Supplied material |

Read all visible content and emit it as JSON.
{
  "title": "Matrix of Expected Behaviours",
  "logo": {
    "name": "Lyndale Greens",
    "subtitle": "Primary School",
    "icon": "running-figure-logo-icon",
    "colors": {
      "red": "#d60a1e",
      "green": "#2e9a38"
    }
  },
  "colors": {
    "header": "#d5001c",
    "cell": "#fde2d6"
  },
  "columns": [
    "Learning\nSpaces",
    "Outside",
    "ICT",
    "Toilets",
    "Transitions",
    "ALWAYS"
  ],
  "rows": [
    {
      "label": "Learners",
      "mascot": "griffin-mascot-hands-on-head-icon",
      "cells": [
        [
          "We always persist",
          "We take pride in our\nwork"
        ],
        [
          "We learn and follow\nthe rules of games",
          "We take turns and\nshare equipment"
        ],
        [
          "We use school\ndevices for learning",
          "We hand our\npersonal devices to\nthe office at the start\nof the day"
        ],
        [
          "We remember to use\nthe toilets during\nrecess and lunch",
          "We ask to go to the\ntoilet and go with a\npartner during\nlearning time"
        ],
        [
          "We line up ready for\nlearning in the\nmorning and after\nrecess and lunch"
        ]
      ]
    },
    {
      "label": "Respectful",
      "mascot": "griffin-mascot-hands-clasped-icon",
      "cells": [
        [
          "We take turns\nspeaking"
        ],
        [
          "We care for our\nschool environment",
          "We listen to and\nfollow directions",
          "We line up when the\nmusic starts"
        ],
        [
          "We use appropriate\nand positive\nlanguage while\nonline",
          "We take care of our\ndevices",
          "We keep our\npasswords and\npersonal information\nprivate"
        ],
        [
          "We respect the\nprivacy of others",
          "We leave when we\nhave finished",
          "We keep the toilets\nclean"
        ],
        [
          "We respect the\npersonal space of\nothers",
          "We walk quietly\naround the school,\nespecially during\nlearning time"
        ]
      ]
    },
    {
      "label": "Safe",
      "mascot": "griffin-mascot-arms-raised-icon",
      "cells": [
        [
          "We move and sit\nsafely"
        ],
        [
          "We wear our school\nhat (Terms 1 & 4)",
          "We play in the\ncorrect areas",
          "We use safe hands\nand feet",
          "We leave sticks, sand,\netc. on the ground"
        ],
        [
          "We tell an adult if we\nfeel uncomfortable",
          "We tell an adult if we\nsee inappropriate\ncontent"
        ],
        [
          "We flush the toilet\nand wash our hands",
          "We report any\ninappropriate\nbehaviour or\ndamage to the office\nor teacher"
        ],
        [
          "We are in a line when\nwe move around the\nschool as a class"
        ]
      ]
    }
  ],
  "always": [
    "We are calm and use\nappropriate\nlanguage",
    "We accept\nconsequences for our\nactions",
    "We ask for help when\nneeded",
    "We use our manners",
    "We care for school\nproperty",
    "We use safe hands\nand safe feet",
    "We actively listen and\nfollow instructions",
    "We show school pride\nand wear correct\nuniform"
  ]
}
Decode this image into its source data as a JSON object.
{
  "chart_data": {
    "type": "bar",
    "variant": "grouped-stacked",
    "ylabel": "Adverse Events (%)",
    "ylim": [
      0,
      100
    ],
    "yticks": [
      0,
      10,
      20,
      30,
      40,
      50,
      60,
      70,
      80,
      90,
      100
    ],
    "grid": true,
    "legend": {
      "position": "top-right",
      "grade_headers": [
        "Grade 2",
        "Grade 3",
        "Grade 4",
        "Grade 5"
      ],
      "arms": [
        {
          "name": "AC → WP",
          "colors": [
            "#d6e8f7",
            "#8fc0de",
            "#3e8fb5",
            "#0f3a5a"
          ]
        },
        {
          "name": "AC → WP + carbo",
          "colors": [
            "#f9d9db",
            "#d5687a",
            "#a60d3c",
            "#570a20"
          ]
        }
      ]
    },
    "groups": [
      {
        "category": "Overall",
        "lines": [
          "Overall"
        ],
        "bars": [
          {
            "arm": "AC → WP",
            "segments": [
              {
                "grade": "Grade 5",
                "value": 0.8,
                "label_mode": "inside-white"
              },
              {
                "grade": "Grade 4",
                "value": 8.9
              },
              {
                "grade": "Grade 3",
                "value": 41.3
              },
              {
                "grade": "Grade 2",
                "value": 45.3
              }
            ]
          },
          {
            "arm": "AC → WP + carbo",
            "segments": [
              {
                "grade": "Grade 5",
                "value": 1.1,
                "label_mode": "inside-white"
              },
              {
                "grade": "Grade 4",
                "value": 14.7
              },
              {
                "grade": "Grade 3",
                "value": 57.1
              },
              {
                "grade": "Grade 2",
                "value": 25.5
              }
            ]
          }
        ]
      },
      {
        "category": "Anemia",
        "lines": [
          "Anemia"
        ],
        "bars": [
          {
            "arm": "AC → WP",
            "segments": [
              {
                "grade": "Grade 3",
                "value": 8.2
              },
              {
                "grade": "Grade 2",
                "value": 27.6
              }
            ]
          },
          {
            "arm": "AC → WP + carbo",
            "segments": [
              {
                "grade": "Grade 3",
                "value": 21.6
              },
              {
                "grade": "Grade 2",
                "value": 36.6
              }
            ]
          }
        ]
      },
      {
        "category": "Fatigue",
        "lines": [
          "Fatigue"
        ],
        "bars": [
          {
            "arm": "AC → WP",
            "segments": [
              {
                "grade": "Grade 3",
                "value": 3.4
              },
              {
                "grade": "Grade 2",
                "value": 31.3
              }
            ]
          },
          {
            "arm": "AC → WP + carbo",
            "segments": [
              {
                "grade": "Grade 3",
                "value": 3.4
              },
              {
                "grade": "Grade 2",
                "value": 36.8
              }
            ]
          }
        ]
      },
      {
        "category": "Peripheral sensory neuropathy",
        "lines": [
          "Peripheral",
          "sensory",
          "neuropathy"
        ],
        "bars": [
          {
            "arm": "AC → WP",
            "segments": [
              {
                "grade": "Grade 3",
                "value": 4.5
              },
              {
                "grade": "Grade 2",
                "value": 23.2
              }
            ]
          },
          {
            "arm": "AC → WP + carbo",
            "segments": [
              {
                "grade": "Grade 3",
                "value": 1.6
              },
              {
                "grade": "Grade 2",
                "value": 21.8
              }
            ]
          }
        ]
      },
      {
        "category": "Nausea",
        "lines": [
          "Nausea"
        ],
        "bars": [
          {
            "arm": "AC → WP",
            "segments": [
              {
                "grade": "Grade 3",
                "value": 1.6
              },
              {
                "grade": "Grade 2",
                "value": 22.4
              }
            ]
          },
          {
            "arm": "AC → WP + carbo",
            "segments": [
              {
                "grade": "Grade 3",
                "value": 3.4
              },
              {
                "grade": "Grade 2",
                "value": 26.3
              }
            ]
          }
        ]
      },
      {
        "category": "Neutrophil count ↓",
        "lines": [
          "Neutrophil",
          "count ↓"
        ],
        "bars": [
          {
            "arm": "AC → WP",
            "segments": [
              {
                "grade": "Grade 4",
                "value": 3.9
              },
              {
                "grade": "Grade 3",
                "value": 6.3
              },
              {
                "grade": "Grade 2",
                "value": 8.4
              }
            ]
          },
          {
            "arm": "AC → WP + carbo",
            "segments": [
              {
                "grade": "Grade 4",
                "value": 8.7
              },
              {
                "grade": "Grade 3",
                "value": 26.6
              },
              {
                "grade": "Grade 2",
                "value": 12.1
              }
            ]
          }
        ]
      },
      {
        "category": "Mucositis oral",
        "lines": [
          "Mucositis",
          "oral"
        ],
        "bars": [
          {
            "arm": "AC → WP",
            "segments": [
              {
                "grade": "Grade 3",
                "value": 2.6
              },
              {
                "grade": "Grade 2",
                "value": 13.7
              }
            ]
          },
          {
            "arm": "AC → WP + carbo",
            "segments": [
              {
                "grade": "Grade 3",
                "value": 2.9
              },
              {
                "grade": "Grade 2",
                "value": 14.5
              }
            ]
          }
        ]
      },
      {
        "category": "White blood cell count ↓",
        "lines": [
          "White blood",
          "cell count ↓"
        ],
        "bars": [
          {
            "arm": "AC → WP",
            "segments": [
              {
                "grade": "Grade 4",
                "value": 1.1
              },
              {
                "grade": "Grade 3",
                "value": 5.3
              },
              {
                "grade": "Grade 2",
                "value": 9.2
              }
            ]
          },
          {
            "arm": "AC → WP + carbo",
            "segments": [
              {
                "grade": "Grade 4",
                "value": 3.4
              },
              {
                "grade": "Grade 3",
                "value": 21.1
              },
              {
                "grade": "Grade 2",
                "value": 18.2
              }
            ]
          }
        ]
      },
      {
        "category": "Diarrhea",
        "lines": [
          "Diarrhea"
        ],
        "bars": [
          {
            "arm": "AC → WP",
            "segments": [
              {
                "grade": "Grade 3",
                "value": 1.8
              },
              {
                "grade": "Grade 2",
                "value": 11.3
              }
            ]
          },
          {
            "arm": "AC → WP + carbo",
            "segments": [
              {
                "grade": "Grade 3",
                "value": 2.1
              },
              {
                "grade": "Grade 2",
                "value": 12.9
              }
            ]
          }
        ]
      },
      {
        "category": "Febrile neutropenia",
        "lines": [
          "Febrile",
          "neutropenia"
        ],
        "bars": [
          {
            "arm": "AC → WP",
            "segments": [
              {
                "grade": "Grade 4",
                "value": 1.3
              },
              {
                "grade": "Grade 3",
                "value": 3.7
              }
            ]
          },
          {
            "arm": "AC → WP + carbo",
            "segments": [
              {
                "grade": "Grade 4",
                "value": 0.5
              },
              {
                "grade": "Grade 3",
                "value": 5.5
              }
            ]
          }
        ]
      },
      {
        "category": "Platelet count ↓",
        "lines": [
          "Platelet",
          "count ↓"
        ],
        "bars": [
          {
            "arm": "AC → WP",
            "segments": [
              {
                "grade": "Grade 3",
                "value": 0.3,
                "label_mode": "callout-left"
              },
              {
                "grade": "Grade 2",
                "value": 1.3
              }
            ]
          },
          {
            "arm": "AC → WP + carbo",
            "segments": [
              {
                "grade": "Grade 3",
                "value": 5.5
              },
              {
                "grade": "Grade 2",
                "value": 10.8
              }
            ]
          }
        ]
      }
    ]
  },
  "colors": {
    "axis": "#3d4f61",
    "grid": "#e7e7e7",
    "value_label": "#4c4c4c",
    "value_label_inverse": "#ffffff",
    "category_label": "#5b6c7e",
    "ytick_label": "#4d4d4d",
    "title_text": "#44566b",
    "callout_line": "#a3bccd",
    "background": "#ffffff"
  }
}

What is expected |
Report only how many lines in the listing contain the string "turns".

Response below |
2